▸ STATED GOAL
Reproduce every line of the data below word for word, leaving out the pictures.

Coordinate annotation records

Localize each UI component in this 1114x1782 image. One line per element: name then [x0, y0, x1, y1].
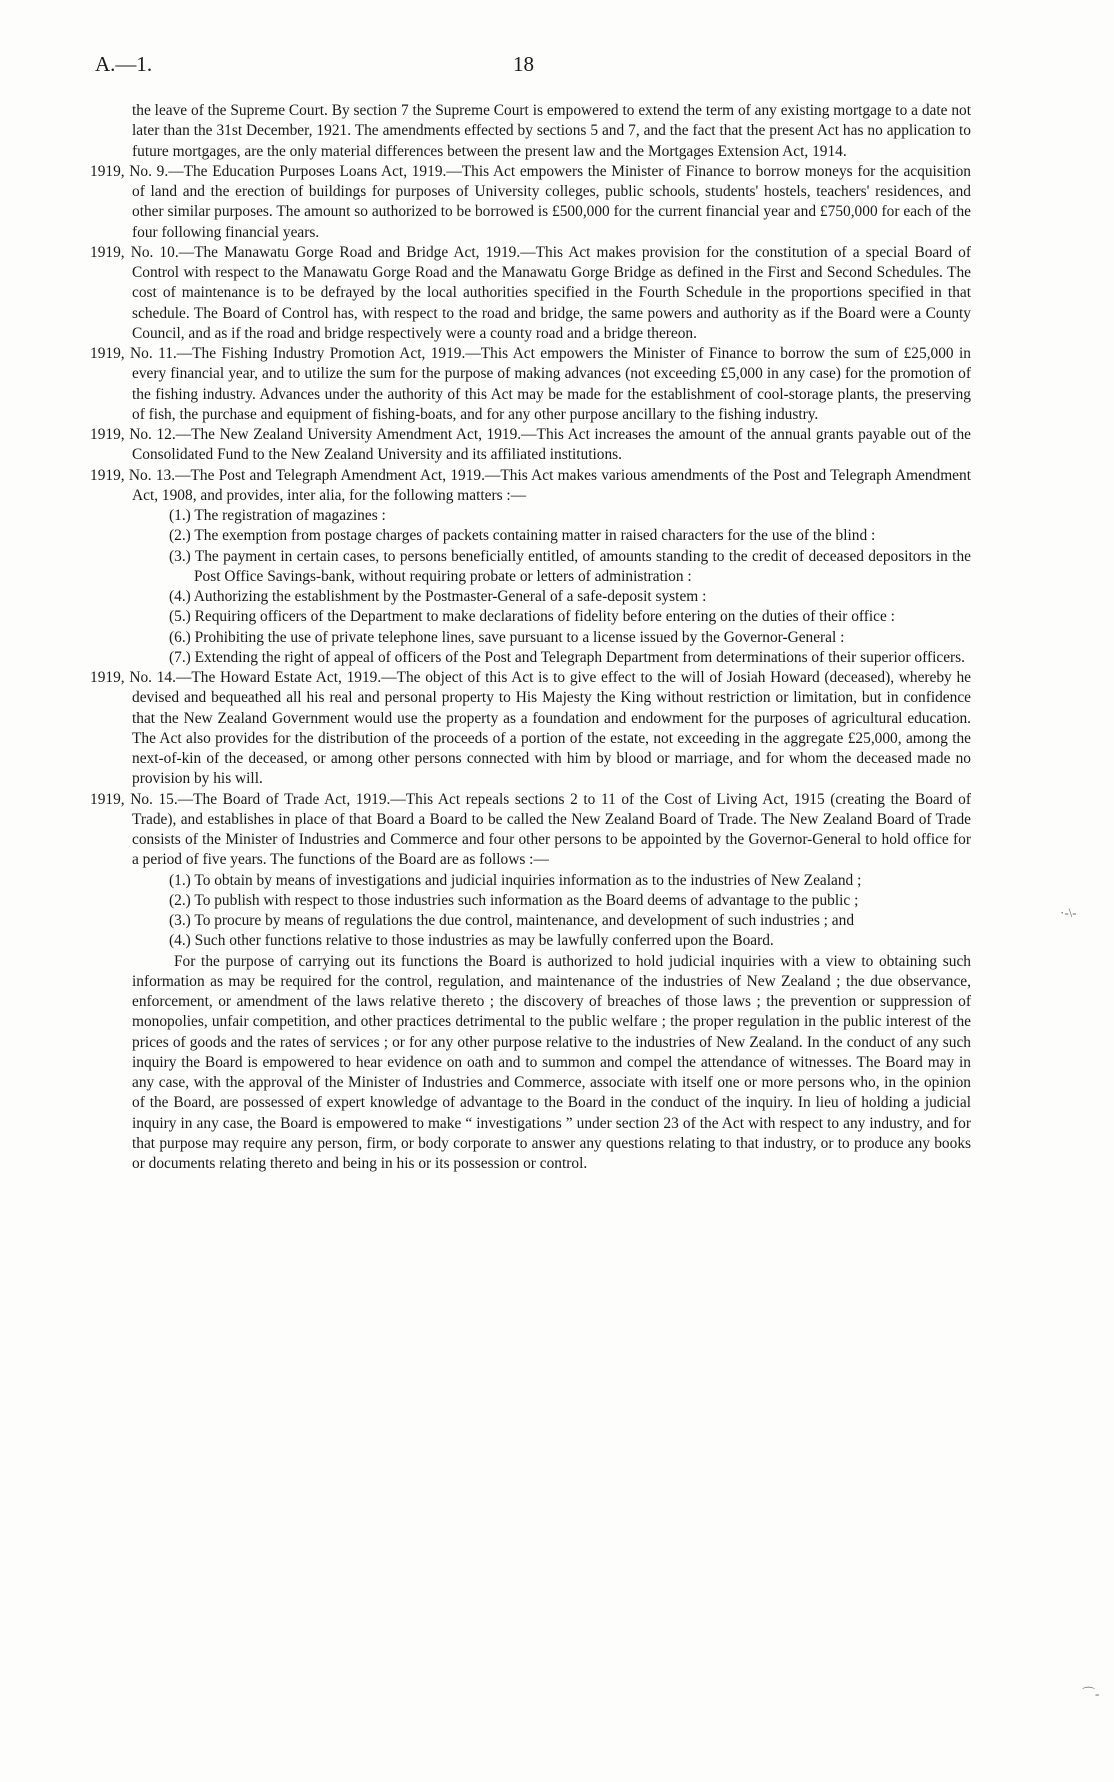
- list-item: (4.) Authorizing the establishment by the Postmaster-General of a safe-deposit system :: [169, 588, 707, 605]
- list-item: (7.) Extending the right of appeal of officers of the Post and Telegraph Department from determinations of their superior officers.: [169, 648, 965, 666]
- page-number: 18: [513, 52, 534, 76]
- list-item: (1.) The registration of magazines :: [169, 507, 386, 524]
- list-item: (3.) The payment in certain cases, to persons beneficially entitled, of amounts standing to the credit of deceased depositors in the Post Office Savings-bank, without requiring probate or letters of administration :: [169, 547, 971, 585]
- list-item: (4.) Such other functions relative to those industries as may be lawfully conferred upon the Board.: [169, 932, 774, 950]
- act-paragraph: 1919, No. 9.—The Education Purposes Loans Act, 1919.—This Act empowers the Minister of Finance to borrow moneys for the acquisition of land and the erection of buildings for purposes of University colleges, public schools, students' hostels, teachers' residences, and other similar purposes. The amount so authorized to be borrowed is £500,000 for the current financial year and £750,000 for each of the four following financial years.: [90, 162, 971, 241]
- paragraph: the leave of the Supreme Court. By section 7 the Supreme Court is empowered to extend the term of any existing mortgage to a date not later than the 31st December, 1921. The amendments effected by sections 5 and 7, and the fact that the present Act has no application to future mortgages, are the only material differences between the present law and the Mortgages Extension Act, 1914.: [132, 102, 971, 160]
- document-body: [90, 101, 971, 1174]
- list-item: (3.) To procure by means of regulations the due control, maintenance, and development of such industries ; and: [169, 912, 855, 929]
- list-item: (6.) Prohibiting the use of private telephone lines, save pursuant to a license issued by the Governor-General :: [169, 628, 845, 646]
- list-item: (1.) To obtain by means of investigations and judicial inquiries information as to the industries of New Zealand ;: [169, 871, 862, 889]
- list-item: (2.) The exemption from postage charges of packets containing matter in raised characters for the use of the blind :: [169, 527, 876, 545]
- page-header: [95, 52, 1019, 80]
- paragraph: For the purpose of carrying out its functions the Board is authorized to hold judicial inquiries with a view to obtaining such information as may be required for the control, regulation, and maintenance of the industries of New Zealand ; the due observance, enforcement, or amendment of the laws relative thereto ; the discovery of breaches of those laws ; the prevention or suppression of monopolies, unfair competition, and other practices detrimental to the public welfare ; the proper regulation in the public interest of the prices of goods and the rates of services ; or for any other purpose relative to the industries of New Zealand. In the conduct of any such inquiry the Board is empowered to hear evidence on oath and to summon and compel the attendance of witnesses. The Board may in any case, with the approval of the Minister of Industries and Commerce, associate with itself one or more persons who, in the opinion of the Board, are possessed of expert knowledge of advantage to the Board in the conduct of the inquiry. In lieu of holding a judicial inquiry in any case, the Board is empowered to make “ investigations ” under section 23 of the Act with respect to any industry, and for that purpose may require any person, firm, or body corporate to answer any questions relating to that industry, or to produce any books or documents relating thereto and being in his or its possession or control.: [132, 952, 971, 1172]
- act-paragraph: 1919, No. 11.—The Fishing Industry Promotion Act, 1919.—This Act empowers the Minister of Finance to borrow the sum of £25,000 in every financial year, and to utilize the sum for the purpose of making advances (not exceeding £5,000 in any case) for the promotion of the fishing industry. Advances under the authority of this Act may be made for the establishment of cool-storage plants, the preserving of fish, the purchase and equipment of fishing-boats, and for any other purpose ancillary to the fishing industry.: [90, 345, 971, 423]
- act-paragraph: 1919, No. 13.—The Post and Telegraph Amendment Act, 1919.—This Act makes various amendments of the Post and Telegraph Amendment Act, 1908, and provides, inter alia, for the following matters :—: [90, 466, 971, 504]
- act-paragraph: 1919, No. 12.—The New Zealand University Amendment Act, 1919.—This Act increases the amount of the annual grants payable out of the Consolidated Fund to the New Zealand University and its affiliated institutions.: [90, 426, 971, 464]
- document-reference: A.—1.: [95, 52, 153, 76]
- list-item: (2.) To publish with respect to those industries such information as the Board deems of advantage to the public ;: [169, 891, 859, 909]
- margin-mark: ·-\-: [1060, 905, 1077, 920]
- act-paragraph: 1919, No. 14.—The Howard Estate Act, 1919.—The object of this Act is to give effect to the will of Josiah Howard (deceased), whereby he devised and bequeathed all his real and personal property to His Majesty the King without restriction or limitation, but in confidence that the New Zealand Government would use the property as a foundation and endowment for the purposes of agricultural education. The Act also provides for the distribution of the proceeds of a portion of the estate, not exceeding in the aggregate £25,000, among the next-of-kin of the deceased, or among other persons connected with him by blood or marriage, and for whom the deceased made no provision by his will.: [90, 669, 971, 788]
- act-paragraph: 1919, No. 15.—The Board of Trade Act, 1919.—This Act repeals sections 2 to 11 of the Cost of Living Act, 1915 (creating the Board of Trade), and establishes in place of that Board a Board to be called the New Zealand Board of Trade. The New Zealand Board of Trade consists of the Minister of Industries and Commerce and four other persons to be appointed by the Governor-General to hold office for a period of five years. The functions of the Board are as follows :—: [90, 790, 971, 869]
- list-item: (5.) Requiring officers of the Department to make declarations of fidelity before entering on the duties of their office :: [169, 608, 895, 626]
- margin-mark: ⌒-: [1082, 1686, 1100, 1701]
- act-paragraph: 1919, No. 10.—The Manawatu Gorge Road and Bridge Act, 1919.—This Act makes provision for the constitution of a special Board of Control with respect to the Manawatu Gorge Road and the Manawatu Gorge Bridge as defined in the First and Second Schedules. The cost of maintenance is to be defrayed by the local authorities specified in the Fourth Schedule in the proportions specified in that schedule. The Board of Control has, with respect to the road and bridge, the same powers and authority as if the Board were a County Council, and as if the road and bridge respectively were a county road and a bridge thereon.: [90, 243, 971, 342]
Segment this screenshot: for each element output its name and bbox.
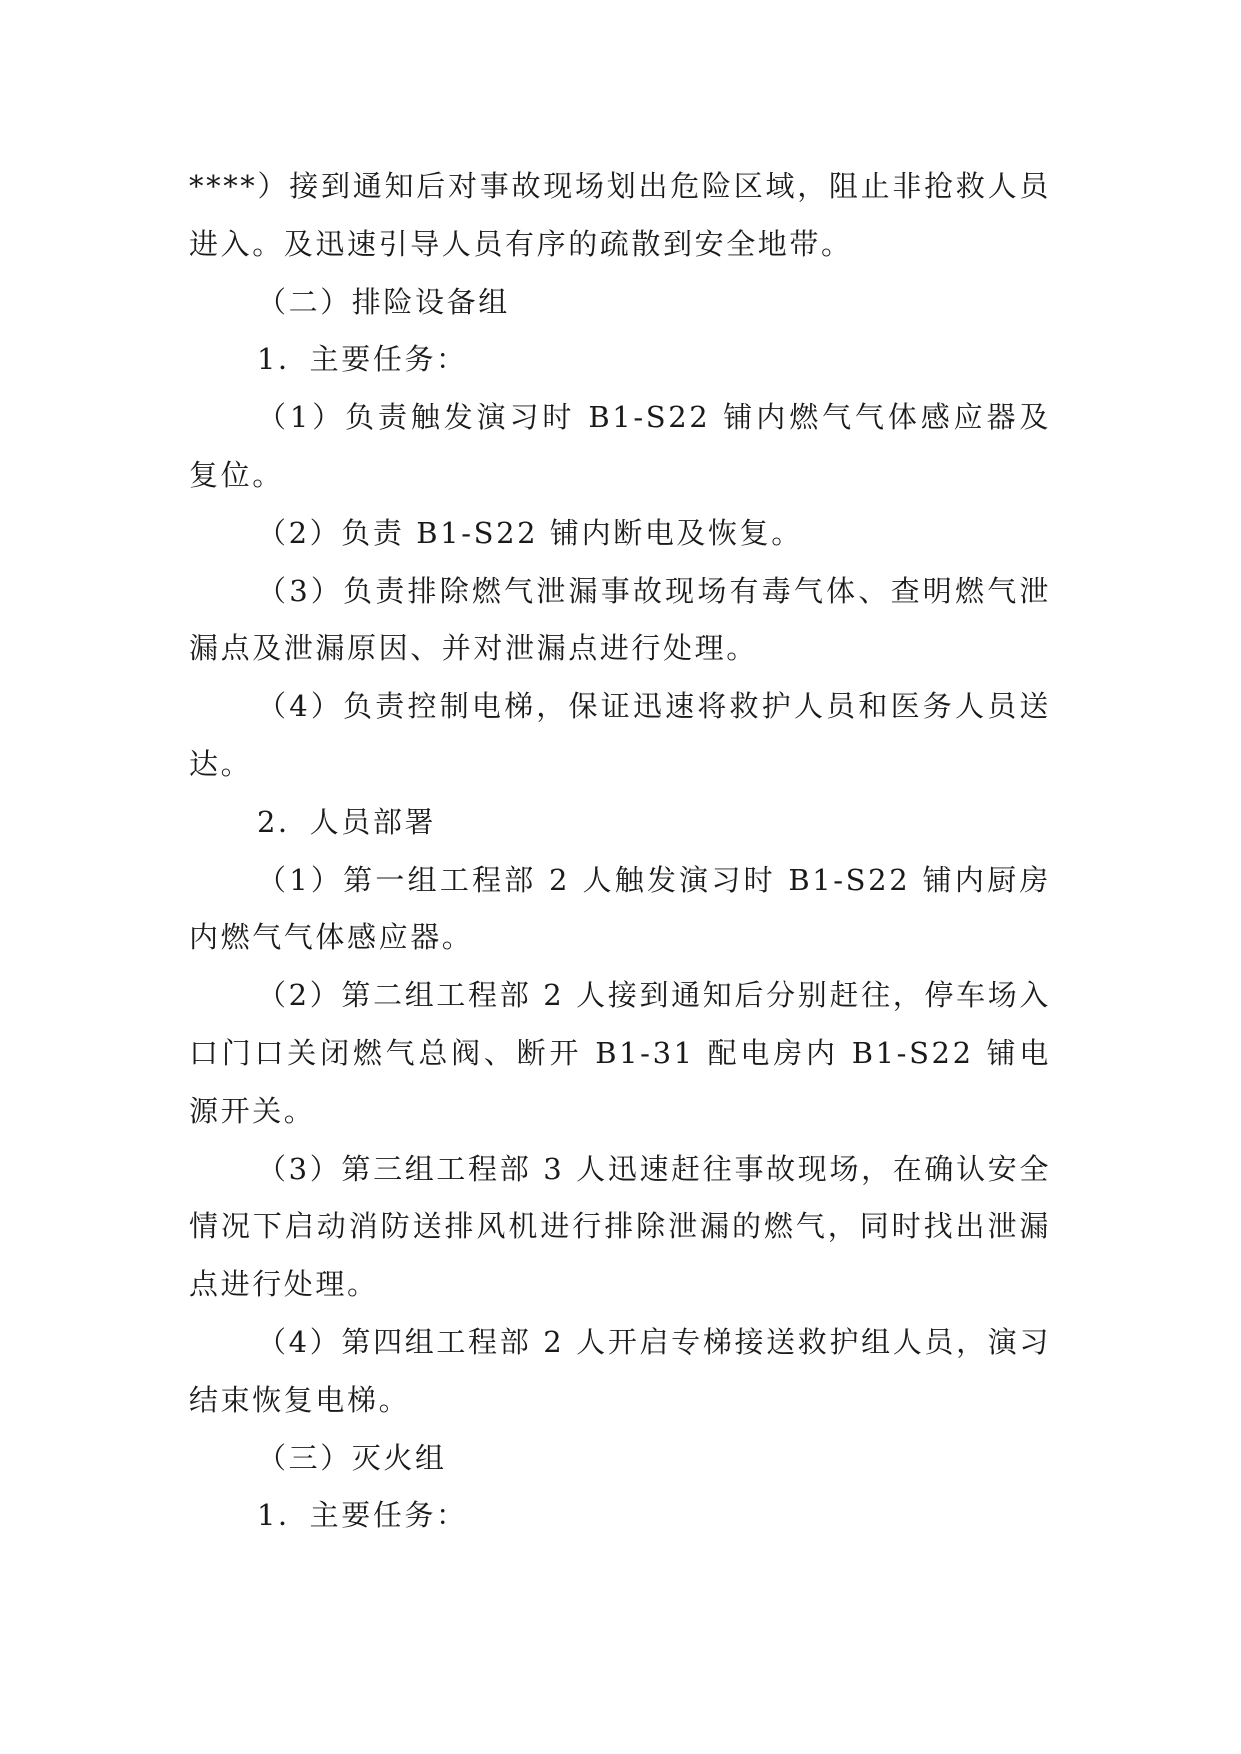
subheading-main-tasks-2: 1．主要任务：: [257, 1498, 468, 1533]
subheading-main-tasks: 1．主要任务：: [257, 342, 468, 377]
deployment-item-3: （3）第三组工程部 3 人迅速赶往事故现场，在确认安全情况下启动消防送排风机进行排除泄漏的燃气，同时找出泄漏点进行处理。: [189, 1151, 1051, 1302]
section-heading-fire-fighting-group: （三）灭火组: [257, 1440, 447, 1475]
deployment-item-4: （4）第四组工程部 2 人开启专梯接送救护组人员，演习结束恢复电梯。: [189, 1324, 1051, 1417]
deployment-item-1: （1）第一组工程部 2 人触发演习时 B1-S22 铺内厨房内燃气气体感应器。: [189, 862, 1051, 955]
task-item-2: （2）负责 B1-S22 铺内断电及恢复。: [257, 515, 803, 550]
document-body: [189, 158, 1051, 1545]
subheading-personnel-deployment: 2．人员部署: [257, 804, 437, 839]
section-heading-hazard-equipment-group: （二）排险设备组: [257, 284, 510, 319]
task-item-3: （3）负责排除燃气泄漏事故现场有毒气体、查明燃气泄漏点及泄漏原因、并对泄漏点进行处理。: [189, 573, 1051, 666]
task-item-1: （1）负责触发演习时 B1-S22 铺内燃气气体感应器及复位。: [189, 400, 1051, 492]
paragraph-continuation: ****）接到通知后对事故现场划出危险区域，阻止非抢救人员进入。及迅速引导人员有序的疏散到安全地带。: [189, 169, 1051, 261]
deployment-item-2: （2）第二组工程部 2 人接到通知后分别赶往，停车场入口门口关闭燃气总阀、断开 B1-31 配电房内 B1-S22 铺电源开关。: [189, 978, 1051, 1128]
task-item-4: （4）负责控制电梯，保证迅速将救护人员和医务人员送达。: [189, 689, 1051, 781]
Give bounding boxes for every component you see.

▸ RESPONSE
Localize each UI component in this 1114x1782 image. One line per element: name then [x0, y0, x1, y1].
- list-item: (4.) Authorizing the establishment by the Postmaster-General of a safe-deposit system :: [169, 588, 707, 605]
- list-item: (7.) Extending the right of appeal of officers of the Post and Telegraph Department from determinations of their superior officers.: [169, 648, 965, 666]
- page-number: 18: [513, 52, 534, 76]
- list-item: (1.) The registration of magazines :: [169, 507, 386, 524]
- list-item: (3.) The payment in certain cases, to persons beneficially entitled, of amounts standing to the credit of deceased depositors in the Post Office Savings-bank, without requiring probate or letters of administration :: [169, 547, 971, 585]
- list-item: (4.) Such other functions relative to those industries as may be lawfully conferred upon the Board.: [169, 932, 774, 950]
- act-paragraph: 1919, No. 9.—The Education Purposes Loans Act, 1919.—This Act empowers the Minister of Finance to borrow moneys for the acquisition of land and the erection of buildings for purposes of University colleges, public schools, students' hostels, teachers' residences, and other similar purposes. The amount so authorized to be borrowed is £500,000 for the current financial year and £750,000 for each of the four following financial years.: [90, 162, 971, 241]
- paragraph: the leave of the Supreme Court. By section 7 the Supreme Court is empowered to extend the term of any existing mortgage to a date not later than the 31st December, 1921. The amendments effected by sections 5 and 7, and the fact that the present Act has no application to future mortgages, are the only material differences between the present law and the Mortgages Extension Act, 1914.: [132, 102, 971, 160]
- document-body: [90, 101, 971, 1174]
- list-item: (3.) To procure by means of regulations the due control, maintenance, and development of such industries ; and: [169, 912, 855, 929]
- list-item: (6.) Prohibiting the use of private telephone lines, save pursuant to a license issued by the Governor-General :: [169, 628, 845, 646]
- list-item: (1.) To obtain by means of investigations and judicial inquiries information as to the industries of New Zealand ;: [169, 871, 862, 889]
- list-item: (2.) The exemption from postage charges of packets containing matter in raised characters for the use of the blind :: [169, 527, 876, 545]
- page-header: [95, 52, 1019, 80]
- paragraph: For the purpose of carrying out its functions the Board is authorized to hold judicial inquiries with a view to obtaining such information as may be required for the control, regulation, and maintenance of the industries of New Zealand ; the due observance, enforcement, or amendment of the laws relative thereto ; the discovery of breaches of those laws ; the prevention or suppression of monopolies, unfair competition, and other practices detrimental to the public welfare ; the proper regulation in the public interest of the prices of goods and the rates of services ; or for any other purpose relative to the industries of New Zealand. In the conduct of any such inquiry the Board is empowered to hear evidence on oath and to summon and compel the attendance of witnesses. The Board may in any case, with the approval of the Minister of Industries and Commerce, associate with itself one or more persons who, in the opinion of the Board, are possessed of expert knowledge of advantage to the Board in the conduct of the inquiry. In lieu of holding a judicial inquiry in any case, the Board is empowered to make “ investigations ” under section 23 of the Act with respect to any industry, and for that purpose may require any person, firm, or body corporate to answer any questions relating to that industry, or to produce any books or documents relating thereto and being in his or its possession or control.: [132, 952, 971, 1172]
- act-paragraph: 1919, No. 11.—The Fishing Industry Promotion Act, 1919.—This Act empowers the Minister of Finance to borrow the sum of £25,000 in every financial year, and to utilize the sum for the purpose of making advances (not exceeding £5,000 in any case) for the promotion of the fishing industry. Advances under the authority of this Act may be made for the establishment of cool-storage plants, the preserving of fish, the purchase and equipment of fishing-boats, and for any other purpose ancillary to the fishing industry.: [90, 345, 971, 423]
- act-paragraph: 1919, No. 13.—The Post and Telegraph Amendment Act, 1919.—This Act makes various amendments of the Post and Telegraph Amendment Act, 1908, and provides, inter alia, for the following matters :—: [90, 466, 971, 504]
- act-paragraph: 1919, No. 12.—The New Zealand University Amendment Act, 1919.—This Act increases the amount of the annual grants payable out of the Consolidated Fund to the New Zealand University and its affiliated institutions.: [90, 426, 971, 464]
- document-reference: A.—1.: [95, 52, 153, 76]
- list-item: (2.) To publish with respect to those industries such information as the Board deems of advantage to the public ;: [169, 891, 859, 909]
- margin-mark: ·-\-: [1060, 905, 1077, 920]
- act-paragraph: 1919, No. 14.—The Howard Estate Act, 1919.—The object of this Act is to give effect to the will of Josiah Howard (deceased), whereby he devised and bequeathed all his real and personal property to His Majesty the King without restriction or limitation, but in confidence that the New Zealand Government would use the property as a foundation and endowment for the purposes of agricultural education. The Act also provides for the distribution of the proceeds of a portion of the estate, not exceeding in the aggregate £25,000, among the next-of-kin of the deceased, or among other persons connected with him by blood or marriage, and for whom the deceased made no provision by his will.: [90, 669, 971, 788]
- act-paragraph: 1919, No. 15.—The Board of Trade Act, 1919.—This Act repeals sections 2 to 11 of the Cost of Living Act, 1915 (creating the Board of Trade), and establishes in place of that Board a Board to be called the New Zealand Board of Trade. The New Zealand Board of Trade consists of the Minister of Industries and Commerce and four other persons to be appointed by the Governor-General to hold office for a period of five years. The functions of the Board are as follows :—: [90, 790, 971, 869]
- list-item: (5.) Requiring officers of the Department to make declarations of fidelity before entering on the duties of their office :: [169, 608, 895, 626]
- margin-mark: ⌒-: [1082, 1686, 1100, 1701]
- act-paragraph: 1919, No. 10.—The Manawatu Gorge Road and Bridge Act, 1919.—This Act makes provision for the constitution of a special Board of Control with respect to the Manawatu Gorge Road and the Manawatu Gorge Bridge as defined in the First and Second Schedules. The cost of maintenance is to be defrayed by the local authorities specified in the Fourth Schedule in the proportions specified in that schedule. The Board of Control has, with respect to the road and bridge, the same powers and authority as if the Board were a County Council, and as if the road and bridge respectively were a county road and a bridge thereon.: [90, 243, 971, 342]
Segment this screenshot: for each element output its name and bbox.
subheading-main-tasks-2: 1．主要任务：: [257, 1498, 468, 1533]
subheading-main-tasks: 1．主要任务：: [257, 342, 468, 377]
deployment-item-3: （3）第三组工程部 3 人迅速赶往事故现场，在确认安全情况下启动消防送排风机进行排除泄漏的燃气，同时找出泄漏点进行处理。: [189, 1151, 1051, 1302]
section-heading-fire-fighting-group: （三）灭火组: [257, 1440, 447, 1475]
deployment-item-4: （4）第四组工程部 2 人开启专梯接送救护组人员，演习结束恢复电梯。: [189, 1324, 1051, 1417]
deployment-item-1: （1）第一组工程部 2 人触发演习时 B1-S22 铺内厨房内燃气气体感应器。: [189, 862, 1051, 955]
task-item-2: （2）负责 B1-S22 铺内断电及恢复。: [257, 515, 803, 550]
document-body: [189, 158, 1051, 1545]
subheading-personnel-deployment: 2．人员部署: [257, 804, 437, 839]
section-heading-hazard-equipment-group: （二）排险设备组: [257, 284, 510, 319]
task-item-3: （3）负责排除燃气泄漏事故现场有毒气体、查明燃气泄漏点及泄漏原因、并对泄漏点进行处理。: [189, 573, 1051, 666]
task-item-1: （1）负责触发演习时 B1-S22 铺内燃气气体感应器及复位。: [189, 400, 1051, 492]
paragraph-continuation: ****）接到通知后对事故现场划出危险区域，阻止非抢救人员进入。及迅速引导人员有序的疏散到安全地带。: [189, 169, 1051, 261]
deployment-item-2: （2）第二组工程部 2 人接到通知后分别赶往，停车场入口门口关闭燃气总阀、断开 B1-31 配电房内 B1-S22 铺电源开关。: [189, 978, 1051, 1128]
task-item-4: （4）负责控制电梯，保证迅速将救护人员和医务人员送达。: [189, 689, 1051, 781]
Give bounding boxes for every component you see.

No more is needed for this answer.